Records for the task:
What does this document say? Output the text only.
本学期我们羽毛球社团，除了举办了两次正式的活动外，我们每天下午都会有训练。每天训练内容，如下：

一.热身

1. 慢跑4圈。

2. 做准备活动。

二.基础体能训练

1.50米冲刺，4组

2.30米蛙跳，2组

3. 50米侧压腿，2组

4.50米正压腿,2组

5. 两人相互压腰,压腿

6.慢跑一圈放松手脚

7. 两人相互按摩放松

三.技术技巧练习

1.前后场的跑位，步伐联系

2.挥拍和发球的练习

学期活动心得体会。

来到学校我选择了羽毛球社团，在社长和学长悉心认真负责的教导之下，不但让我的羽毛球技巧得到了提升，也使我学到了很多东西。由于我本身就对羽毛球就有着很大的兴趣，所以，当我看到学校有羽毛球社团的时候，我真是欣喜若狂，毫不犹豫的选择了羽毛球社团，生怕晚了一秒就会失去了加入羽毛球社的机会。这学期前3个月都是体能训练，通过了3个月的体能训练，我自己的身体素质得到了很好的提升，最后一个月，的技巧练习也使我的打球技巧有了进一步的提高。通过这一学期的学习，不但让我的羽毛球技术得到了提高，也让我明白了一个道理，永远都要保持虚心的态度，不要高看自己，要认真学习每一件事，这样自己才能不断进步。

Given exercise:
Restate the listing above word for word.

Solved problem:
What does this document say? Output the text only.
本学期我们羽毛球社团，除了举办了两次正式的活动外，我们每天下午都会有训练。每天训练内容，如下：

一.热身

1. 慢跑4圈。

2. 做准备活动。

二.基础体能训练

1.50米冲刺，4组

2.30米蛙跳，2组

3. 50米侧压腿，2组

4.50米正压腿,2组

5. 两人相互压腰,压腿

6.慢跑一圈放松手脚

7. 两人相互按摩放松

三.技术技巧练习

1.前后场的跑位，步伐联系

2.挥拍和发球的练习

学期活动心得体会。

来到学校我选择了羽毛球社团，在社长和学长悉心认真负责的教导之下，不但让我的羽毛球技巧得到了提升，也使我学到了很多东西。由于我本身就对羽毛球就有着很大的兴趣，所以，当我看到学校有羽毛球社团的时候，我真是欣喜若狂，毫不犹豫的选择了羽毛球社团，生怕晚了一秒就会失去了加入羽毛球社的机会。这学期前3个月都是体能训练，通过了3个月的体能训练，我自己的身体素质得到了很好的提升，最后一个月，的技巧练习也使我的打球技巧有了进一步的提高。通过这一学期的学习，不但让我的羽毛球技术得到了提高，也让我明白了一个道理，永远都要保持虚心的态度，不要高看自己，要认真学习每一件事，这样自己才能不断进步。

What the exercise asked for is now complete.